Wherever a line holds the word "circle", copy that line out.
-- begin TASK INPUTS --
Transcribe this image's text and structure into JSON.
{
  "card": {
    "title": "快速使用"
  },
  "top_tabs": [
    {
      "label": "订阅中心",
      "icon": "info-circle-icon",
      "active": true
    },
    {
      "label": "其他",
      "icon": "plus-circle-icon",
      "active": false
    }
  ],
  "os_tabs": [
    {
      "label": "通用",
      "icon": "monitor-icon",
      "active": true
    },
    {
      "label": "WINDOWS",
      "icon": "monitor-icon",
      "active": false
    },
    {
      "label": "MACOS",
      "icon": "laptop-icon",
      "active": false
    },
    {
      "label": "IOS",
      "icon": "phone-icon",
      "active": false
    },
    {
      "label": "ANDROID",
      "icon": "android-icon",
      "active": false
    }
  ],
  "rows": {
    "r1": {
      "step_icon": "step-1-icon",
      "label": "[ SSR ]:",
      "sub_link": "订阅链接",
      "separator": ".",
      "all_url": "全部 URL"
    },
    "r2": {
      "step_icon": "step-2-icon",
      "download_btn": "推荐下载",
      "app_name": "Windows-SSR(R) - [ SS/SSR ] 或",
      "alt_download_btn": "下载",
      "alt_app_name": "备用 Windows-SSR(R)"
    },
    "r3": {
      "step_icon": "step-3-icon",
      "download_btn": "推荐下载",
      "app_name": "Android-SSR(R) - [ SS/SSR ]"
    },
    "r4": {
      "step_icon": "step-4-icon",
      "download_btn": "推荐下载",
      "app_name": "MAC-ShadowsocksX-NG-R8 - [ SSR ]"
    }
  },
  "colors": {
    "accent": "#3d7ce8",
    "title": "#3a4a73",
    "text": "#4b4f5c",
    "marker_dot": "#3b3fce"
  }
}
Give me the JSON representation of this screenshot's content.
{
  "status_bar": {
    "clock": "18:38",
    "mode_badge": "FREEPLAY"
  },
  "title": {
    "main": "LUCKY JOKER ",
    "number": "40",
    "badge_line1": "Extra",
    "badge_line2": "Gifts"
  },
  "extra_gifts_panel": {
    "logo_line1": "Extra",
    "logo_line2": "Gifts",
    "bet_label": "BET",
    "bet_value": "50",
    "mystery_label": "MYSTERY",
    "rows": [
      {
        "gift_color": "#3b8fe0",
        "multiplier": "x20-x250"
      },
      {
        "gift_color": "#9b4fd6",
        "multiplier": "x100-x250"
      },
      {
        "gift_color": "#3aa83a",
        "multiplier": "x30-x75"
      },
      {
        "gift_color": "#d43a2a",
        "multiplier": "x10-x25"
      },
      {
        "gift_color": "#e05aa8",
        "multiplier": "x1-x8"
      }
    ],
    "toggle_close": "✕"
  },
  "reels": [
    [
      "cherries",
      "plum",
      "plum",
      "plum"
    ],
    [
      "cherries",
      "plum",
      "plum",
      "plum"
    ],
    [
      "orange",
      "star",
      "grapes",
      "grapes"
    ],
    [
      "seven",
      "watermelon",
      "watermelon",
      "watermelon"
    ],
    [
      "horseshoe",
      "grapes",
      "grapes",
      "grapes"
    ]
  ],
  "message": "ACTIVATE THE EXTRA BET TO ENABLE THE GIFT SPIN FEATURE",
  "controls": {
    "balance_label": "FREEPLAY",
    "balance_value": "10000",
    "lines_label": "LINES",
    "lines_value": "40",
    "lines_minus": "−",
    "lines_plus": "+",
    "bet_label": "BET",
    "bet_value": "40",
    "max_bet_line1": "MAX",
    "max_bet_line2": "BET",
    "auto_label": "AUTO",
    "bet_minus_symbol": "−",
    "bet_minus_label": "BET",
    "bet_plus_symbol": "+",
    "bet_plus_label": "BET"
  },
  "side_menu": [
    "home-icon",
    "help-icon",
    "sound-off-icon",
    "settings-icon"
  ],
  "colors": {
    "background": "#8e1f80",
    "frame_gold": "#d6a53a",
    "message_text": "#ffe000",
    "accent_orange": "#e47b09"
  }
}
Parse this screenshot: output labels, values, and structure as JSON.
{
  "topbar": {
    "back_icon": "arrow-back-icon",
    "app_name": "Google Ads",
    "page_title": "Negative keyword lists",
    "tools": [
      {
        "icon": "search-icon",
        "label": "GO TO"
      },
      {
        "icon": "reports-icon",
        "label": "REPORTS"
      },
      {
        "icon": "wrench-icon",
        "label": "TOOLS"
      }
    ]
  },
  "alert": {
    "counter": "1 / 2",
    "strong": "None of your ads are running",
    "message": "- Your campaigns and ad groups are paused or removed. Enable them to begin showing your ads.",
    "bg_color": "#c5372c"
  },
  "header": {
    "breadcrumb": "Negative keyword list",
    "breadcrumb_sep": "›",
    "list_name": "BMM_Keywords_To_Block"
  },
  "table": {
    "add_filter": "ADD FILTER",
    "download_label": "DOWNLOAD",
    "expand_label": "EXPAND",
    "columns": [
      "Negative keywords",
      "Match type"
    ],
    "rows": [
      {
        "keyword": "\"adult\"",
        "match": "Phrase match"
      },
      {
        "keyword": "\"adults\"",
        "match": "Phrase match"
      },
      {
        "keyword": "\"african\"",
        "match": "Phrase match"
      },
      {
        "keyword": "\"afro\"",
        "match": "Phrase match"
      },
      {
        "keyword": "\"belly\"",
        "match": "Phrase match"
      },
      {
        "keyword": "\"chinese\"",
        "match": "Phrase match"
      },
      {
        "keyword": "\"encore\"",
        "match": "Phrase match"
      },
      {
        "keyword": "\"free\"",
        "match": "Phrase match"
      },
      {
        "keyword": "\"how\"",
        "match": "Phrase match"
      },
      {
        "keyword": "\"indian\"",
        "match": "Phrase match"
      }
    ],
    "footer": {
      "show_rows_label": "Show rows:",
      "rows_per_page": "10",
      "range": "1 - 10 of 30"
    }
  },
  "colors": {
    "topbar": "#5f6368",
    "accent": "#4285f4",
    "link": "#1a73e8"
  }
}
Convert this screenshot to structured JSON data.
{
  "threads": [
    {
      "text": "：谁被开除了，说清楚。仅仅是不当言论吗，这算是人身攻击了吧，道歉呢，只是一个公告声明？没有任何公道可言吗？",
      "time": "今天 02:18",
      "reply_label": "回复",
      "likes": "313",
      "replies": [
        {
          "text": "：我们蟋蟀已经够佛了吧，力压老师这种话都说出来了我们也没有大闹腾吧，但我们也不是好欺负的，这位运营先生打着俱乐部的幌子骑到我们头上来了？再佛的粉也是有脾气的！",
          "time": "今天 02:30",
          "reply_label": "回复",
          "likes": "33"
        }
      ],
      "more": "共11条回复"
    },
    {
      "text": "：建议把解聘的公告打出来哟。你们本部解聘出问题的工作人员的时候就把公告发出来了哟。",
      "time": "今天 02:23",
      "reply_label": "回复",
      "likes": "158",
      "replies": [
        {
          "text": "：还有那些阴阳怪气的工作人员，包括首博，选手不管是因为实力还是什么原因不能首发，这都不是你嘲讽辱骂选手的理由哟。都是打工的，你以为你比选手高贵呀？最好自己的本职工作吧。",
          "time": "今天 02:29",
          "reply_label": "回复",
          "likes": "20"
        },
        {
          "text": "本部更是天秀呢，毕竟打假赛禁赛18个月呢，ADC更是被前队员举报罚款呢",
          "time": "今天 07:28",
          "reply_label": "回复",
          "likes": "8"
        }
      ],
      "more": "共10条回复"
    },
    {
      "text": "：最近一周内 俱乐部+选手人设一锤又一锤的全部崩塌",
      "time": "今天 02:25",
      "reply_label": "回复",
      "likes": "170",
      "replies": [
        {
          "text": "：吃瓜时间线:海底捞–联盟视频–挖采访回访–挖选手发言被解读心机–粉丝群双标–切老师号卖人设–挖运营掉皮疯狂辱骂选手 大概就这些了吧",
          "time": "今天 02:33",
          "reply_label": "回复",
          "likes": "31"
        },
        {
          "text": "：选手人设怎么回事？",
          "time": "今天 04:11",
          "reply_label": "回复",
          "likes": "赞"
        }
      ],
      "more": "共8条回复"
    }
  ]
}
-- end TASK INPUTS --
• **WORKED SOLUTION**:
      "icon": "info-circle-icon",
      "icon": "plus-circle-icon",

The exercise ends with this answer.